• Directions for this task:
Restate each entry below word for word, without skipping any.

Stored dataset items
┌────────

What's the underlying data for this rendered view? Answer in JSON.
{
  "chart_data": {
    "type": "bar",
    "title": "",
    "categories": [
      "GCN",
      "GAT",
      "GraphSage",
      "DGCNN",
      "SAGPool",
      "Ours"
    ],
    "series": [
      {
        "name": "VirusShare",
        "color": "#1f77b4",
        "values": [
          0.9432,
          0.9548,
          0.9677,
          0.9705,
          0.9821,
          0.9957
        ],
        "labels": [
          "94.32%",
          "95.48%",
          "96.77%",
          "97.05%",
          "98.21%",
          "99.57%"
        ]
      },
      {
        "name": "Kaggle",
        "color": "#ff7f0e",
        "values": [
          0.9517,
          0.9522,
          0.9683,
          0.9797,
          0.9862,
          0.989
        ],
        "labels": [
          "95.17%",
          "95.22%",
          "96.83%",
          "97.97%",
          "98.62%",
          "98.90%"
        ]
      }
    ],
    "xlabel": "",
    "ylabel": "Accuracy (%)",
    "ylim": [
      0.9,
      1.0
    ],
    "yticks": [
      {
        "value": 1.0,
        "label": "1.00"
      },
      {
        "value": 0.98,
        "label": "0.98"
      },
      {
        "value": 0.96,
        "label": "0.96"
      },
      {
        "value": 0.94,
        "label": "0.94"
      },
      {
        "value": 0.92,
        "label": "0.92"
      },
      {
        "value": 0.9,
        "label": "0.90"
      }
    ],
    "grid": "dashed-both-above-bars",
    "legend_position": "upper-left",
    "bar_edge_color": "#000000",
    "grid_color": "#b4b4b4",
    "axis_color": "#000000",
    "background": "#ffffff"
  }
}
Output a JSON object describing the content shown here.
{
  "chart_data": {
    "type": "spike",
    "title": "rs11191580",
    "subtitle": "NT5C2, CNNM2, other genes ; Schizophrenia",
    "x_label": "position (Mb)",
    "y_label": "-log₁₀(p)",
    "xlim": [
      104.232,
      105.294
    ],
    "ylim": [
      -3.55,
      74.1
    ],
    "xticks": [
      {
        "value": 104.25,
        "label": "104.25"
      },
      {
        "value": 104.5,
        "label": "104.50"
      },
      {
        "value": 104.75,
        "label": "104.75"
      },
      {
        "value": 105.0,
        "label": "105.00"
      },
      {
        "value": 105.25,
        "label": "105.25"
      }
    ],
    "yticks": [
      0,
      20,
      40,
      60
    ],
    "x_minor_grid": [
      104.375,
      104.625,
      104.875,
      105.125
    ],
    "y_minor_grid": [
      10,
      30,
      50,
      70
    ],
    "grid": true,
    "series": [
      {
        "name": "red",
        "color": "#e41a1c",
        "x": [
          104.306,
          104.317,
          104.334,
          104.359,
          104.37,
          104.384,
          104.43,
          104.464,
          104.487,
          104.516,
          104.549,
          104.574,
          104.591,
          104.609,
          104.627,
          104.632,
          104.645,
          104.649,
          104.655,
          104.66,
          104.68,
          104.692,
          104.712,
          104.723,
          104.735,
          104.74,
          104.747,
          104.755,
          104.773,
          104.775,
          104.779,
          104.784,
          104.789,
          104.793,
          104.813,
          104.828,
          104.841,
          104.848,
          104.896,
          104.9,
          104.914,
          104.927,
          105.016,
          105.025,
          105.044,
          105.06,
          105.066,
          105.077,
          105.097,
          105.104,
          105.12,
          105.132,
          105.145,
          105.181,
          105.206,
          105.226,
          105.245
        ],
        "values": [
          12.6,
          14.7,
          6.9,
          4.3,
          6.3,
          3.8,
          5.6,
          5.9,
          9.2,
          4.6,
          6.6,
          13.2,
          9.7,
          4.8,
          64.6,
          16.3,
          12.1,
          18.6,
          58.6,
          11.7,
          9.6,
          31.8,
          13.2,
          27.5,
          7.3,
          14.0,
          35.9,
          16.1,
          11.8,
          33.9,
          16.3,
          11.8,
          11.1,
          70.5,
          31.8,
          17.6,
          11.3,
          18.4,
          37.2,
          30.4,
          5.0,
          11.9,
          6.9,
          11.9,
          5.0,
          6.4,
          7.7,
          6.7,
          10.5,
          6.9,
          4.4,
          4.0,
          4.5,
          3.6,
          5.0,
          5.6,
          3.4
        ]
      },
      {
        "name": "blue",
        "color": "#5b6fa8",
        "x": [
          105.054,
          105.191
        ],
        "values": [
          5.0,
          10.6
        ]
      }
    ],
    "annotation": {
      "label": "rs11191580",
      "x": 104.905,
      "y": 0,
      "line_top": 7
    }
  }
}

└────────

• Answer to this exercise:
What's the underlying data for this rendered view? Answer in JSON.
{
  "chart_data": {
    "type": "bar",
    "title": "",
    "categories": [
      "GCN",
      "GAT",
      "GraphSage",
      "DGCNN",
      "SAGPool",
      "Ours"
    ],
    "series": [
      {
        "name": "VirusShare",
        "color": "#1f77b4",
        "values": [
          0.9432,
          0.9548,
          0.9677,
          0.9705,
          0.9821,
          0.9957
        ],
        "labels": [
          "94.32%",
          "95.48%",
          "96.77%",
          "97.05%",
          "98.21%",
          "99.57%"
        ]
      },
      {
        "name": "Kaggle",
        "color": "#ff7f0e",
        "values": [
          0.9517,
          0.9522,
          0.9683,
          0.9797,
          0.9862,
          0.989
        ],
        "labels": [
          "95.17%",
          "95.22%",
          "96.83%",
          "97.97%",
          "98.62%",
          "98.90%"
        ]
      }
    ],
    "xlabel": "",
    "ylabel": "Accuracy (%)",
    "ylim": [
      0.9,
      1.0
    ],
    "yticks": [
      {
        "value": 1.0,
        "label": "1.00"
      },
      {
        "value": 0.98,
        "label": "0.98"
      },
      {
        "value": 0.96,
        "label": "0.96"
      },
      {
        "value": 0.94,
        "label": "0.94"
      },
      {
        "value": 0.92,
        "label": "0.92"
      },
      {
        "value": 0.9,
        "label": "0.90"
      }
    ],
    "grid": "dashed-both-above-bars",
    "legend_position": "upper-left",
    "bar_edge_color": "#000000",
    "grid_color": "#b4b4b4",
    "axis_color": "#000000",
    "background": "#ffffff"
  }
}
Output a JSON object describing the content shown here.
{
  "chart_data": {
    "type": "spike",
    "title": "rs11191580",
    "subtitle": "NT5C2, CNNM2, other genes ; Schizophrenia",
    "x_label": "position (Mb)",
    "y_label": "-log₁₀(p)",
    "xlim": [
      104.232,
      105.294
    ],
    "ylim": [
      -3.55,
      74.1
    ],
    "xticks": [
      {
        "value": 104.25,
        "label": "104.25"
      },
      {
        "value": 104.5,
        "label": "104.50"
      },
      {
        "value": 104.75,
        "label": "104.75"
      },
      {
        "value": 105.0,
        "label": "105.00"
      },
      {
        "value": 105.25,
        "label": "105.25"
      }
    ],
    "yticks": [
      0,
      20,
      40,
      60
    ],
    "x_minor_grid": [
      104.375,
      104.625,
      104.875,
      105.125
    ],
    "y_minor_grid": [
      10,
      30,
      50,
      70
    ],
    "grid": true,
    "series": [
      {
        "name": "red",
        "color": "#e41a1c",
        "x": [
          104.306,
          104.317,
          104.334,
          104.359,
          104.37,
          104.384,
          104.43,
          104.464,
          104.487,
          104.516,
          104.549,
          104.574,
          104.591,
          104.609,
          104.627,
          104.632,
          104.645,
          104.649,
          104.655,
          104.66,
          104.68,
          104.692,
          104.712,
          104.723,
          104.735,
          104.74,
          104.747,
          104.755,
          104.773,
          104.775,
          104.779,
          104.784,
          104.789,
          104.793,
          104.813,
          104.828,
          104.841,
          104.848,
          104.896,
          104.9,
          104.914,
          104.927,
          105.016,
          105.025,
          105.044,
          105.06,
          105.066,
          105.077,
          105.097,
          105.104,
          105.12,
          105.132,
          105.145,
          105.181,
          105.206,
          105.226,
          105.245
        ],
        "values": [
          12.6,
          14.7,
          6.9,
          4.3,
          6.3,
          3.8,
          5.6,
          5.9,
          9.2,
          4.6,
          6.6,
          13.2,
          9.7,
          4.8,
          64.6,
          16.3,
          12.1,
          18.6,
          58.6,
          11.7,
          9.6,
          31.8,
          13.2,
          27.5,
          7.3,
          14.0,
          35.9,
          16.1,
          11.8,
          33.9,
          16.3,
          11.8,
          11.1,
          70.5,
          31.8,
          17.6,
          11.3,
          18.4,
          37.2,
          30.4,
          5.0,
          11.9,
          6.9,
          11.9,
          5.0,
          6.4,
          7.7,
          6.7,
          10.5,
          6.9,
          4.4,
          4.0,
          4.5,
          3.6,
          5.0,
          5.6,
          3.4
        ]
      },
      {
        "name": "blue",
        "color": "#5b6fa8",
        "x": [
          105.054,
          105.191
        ],
        "values": [
          5.0,
          10.6
        ]
      }
    ],
    "annotation": {
      "label": "rs11191580",
      "x": 104.905,
      "y": 0,
      "line_top": 7
    }
  }
}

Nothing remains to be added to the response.